Task requirements:
Extract the full listing below without altering a single character.

═════ Records for the task ═════

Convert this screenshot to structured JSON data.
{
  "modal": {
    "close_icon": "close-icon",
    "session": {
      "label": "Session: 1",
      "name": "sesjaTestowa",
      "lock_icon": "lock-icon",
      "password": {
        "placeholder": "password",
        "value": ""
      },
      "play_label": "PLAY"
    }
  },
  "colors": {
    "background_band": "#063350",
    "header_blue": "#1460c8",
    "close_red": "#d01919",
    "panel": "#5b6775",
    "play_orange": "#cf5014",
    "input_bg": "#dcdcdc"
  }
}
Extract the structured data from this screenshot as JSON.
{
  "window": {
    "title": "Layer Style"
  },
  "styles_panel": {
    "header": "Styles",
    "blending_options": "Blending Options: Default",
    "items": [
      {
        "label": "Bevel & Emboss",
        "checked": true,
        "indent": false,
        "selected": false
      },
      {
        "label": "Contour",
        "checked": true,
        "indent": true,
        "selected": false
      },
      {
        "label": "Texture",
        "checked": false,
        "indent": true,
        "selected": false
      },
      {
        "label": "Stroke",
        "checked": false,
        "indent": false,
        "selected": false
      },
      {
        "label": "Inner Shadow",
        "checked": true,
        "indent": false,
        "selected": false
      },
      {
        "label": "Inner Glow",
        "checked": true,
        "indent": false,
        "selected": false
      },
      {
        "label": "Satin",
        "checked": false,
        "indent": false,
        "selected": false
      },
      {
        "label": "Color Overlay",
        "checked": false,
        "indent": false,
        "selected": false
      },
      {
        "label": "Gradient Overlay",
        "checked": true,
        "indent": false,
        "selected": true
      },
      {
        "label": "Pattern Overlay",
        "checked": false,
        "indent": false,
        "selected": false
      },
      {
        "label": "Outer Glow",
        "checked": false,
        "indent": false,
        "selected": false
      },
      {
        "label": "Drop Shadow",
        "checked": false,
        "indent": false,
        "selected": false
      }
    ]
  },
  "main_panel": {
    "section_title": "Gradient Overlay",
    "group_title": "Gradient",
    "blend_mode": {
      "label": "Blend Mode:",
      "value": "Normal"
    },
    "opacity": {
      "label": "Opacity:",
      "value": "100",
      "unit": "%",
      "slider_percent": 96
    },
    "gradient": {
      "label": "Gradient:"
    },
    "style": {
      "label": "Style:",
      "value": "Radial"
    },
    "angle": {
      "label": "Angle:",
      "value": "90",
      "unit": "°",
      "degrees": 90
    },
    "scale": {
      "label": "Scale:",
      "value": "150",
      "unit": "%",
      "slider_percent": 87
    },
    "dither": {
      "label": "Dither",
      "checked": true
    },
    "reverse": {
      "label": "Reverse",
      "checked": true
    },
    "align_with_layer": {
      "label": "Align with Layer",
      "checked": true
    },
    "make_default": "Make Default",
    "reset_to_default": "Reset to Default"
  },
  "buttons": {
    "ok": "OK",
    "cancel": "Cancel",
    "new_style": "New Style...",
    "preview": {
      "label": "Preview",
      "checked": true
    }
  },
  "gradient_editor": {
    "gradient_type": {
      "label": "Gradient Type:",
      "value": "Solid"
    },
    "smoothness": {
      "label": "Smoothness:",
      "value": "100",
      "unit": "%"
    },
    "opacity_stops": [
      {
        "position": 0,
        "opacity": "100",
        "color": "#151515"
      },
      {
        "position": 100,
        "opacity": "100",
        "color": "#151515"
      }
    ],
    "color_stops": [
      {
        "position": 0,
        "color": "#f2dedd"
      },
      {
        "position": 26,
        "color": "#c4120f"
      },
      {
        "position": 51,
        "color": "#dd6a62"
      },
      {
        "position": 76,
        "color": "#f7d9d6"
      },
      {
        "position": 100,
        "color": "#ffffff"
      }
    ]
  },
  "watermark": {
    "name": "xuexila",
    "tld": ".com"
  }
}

═════

Reply:
Convert this screenshot to structured JSON data.
{
  "modal": {
    "close_icon": "close-icon",
    "session": {
      "label": "Session: 1",
      "name": "sesjaTestowa",
      "lock_icon": "lock-icon",
      "password": {
        "placeholder": "password",
        "value": ""
      },
      "play_label": "PLAY"
    }
  },
  "colors": {
    "background_band": "#063350",
    "header_blue": "#1460c8",
    "close_red": "#d01919",
    "panel": "#5b6775",
    "play_orange": "#cf5014",
    "input_bg": "#dcdcdc"
  }
}
Extract the structured data from this screenshot as JSON.
{
  "window": {
    "title": "Layer Style"
  },
  "styles_panel": {
    "header": "Styles",
    "blending_options": "Blending Options: Default",
    "items": [
      {
        "label": "Bevel & Emboss",
        "checked": true,
        "indent": false,
        "selected": false
      },
      {
        "label": "Contour",
        "checked": true,
        "indent": true,
        "selected": false
      },
      {
        "label": "Texture",
        "checked": false,
        "indent": true,
        "selected": false
      },
      {
        "label": "Stroke",
        "checked": false,
        "indent": false,
        "selected": false
      },
      {
        "label": "Inner Shadow",
        "checked": true,
        "indent": false,
        "selected": false
      },
      {
        "label": "Inner Glow",
        "checked": true,
        "indent": false,
        "selected": false
      },
      {
        "label": "Satin",
        "checked": false,
        "indent": false,
        "selected": false
      },
      {
        "label": "Color Overlay",
        "checked": false,
        "indent": false,
        "selected": false
      },
      {
        "label": "Gradient Overlay",
        "checked": true,
        "indent": false,
        "selected": true
      },
      {
        "label": "Pattern Overlay",
        "checked": false,
        "indent": false,
        "selected": false
      },
      {
        "label": "Outer Glow",
        "checked": false,
        "indent": false,
        "selected": false
      },
      {
        "label": "Drop Shadow",
        "checked": false,
        "indent": false,
        "selected": false
      }
    ]
  },
  "main_panel": {
    "section_title": "Gradient Overlay",
    "group_title": "Gradient",
    "blend_mode": {
      "label": "Blend Mode:",
      "value": "Normal"
    },
    "opacity": {
      "label": "Opacity:",
      "value": "100",
      "unit": "%",
      "slider_percent": 96
    },
    "gradient": {
      "label": "Gradient:"
    },
    "style": {
      "label": "Style:",
      "value": "Radial"
    },
    "angle": {
      "label": "Angle:",
      "value": "90",
      "unit": "°",
      "degrees": 90
    },
    "scale": {
      "label": "Scale:",
      "value": "150",
      "unit": "%",
      "slider_percent": 87
    },
    "dither": {
      "label": "Dither",
      "checked": true
    },
    "reverse": {
      "label": "Reverse",
      "checked": true
    },
    "align_with_layer": {
      "label": "Align with Layer",
      "checked": true
    },
    "make_default": "Make Default",
    "reset_to_default": "Reset to Default"
  },
  "buttons": {
    "ok": "OK",
    "cancel": "Cancel",
    "new_style": "New Style...",
    "preview": {
      "label": "Preview",
      "checked": true
    }
  },
  "gradient_editor": {
    "gradient_type": {
      "label": "Gradient Type:",
      "value": "Solid"
    },
    "smoothness": {
      "label": "Smoothness:",
      "value": "100",
      "unit": "%"
    },
    "opacity_stops": [
      {
        "position": 0,
        "opacity": "100",
        "color": "#151515"
      },
      {
        "position": 100,
        "opacity": "100",
        "color": "#151515"
      }
    ],
    "color_stops": [
      {
        "position": 0,
        "color": "#f2dedd"
      },
      {
        "position": 26,
        "color": "#c4120f"
      },
      {
        "position": 51,
        "color": "#dd6a62"
      },
      {
        "position": 76,
        "color": "#f7d9d6"
      },
      {
        "position": 100,
        "color": "#ffffff"
      }
    ]
  },
  "watermark": {
    "name": "xuexila",
    "tld": ".com"
  }
}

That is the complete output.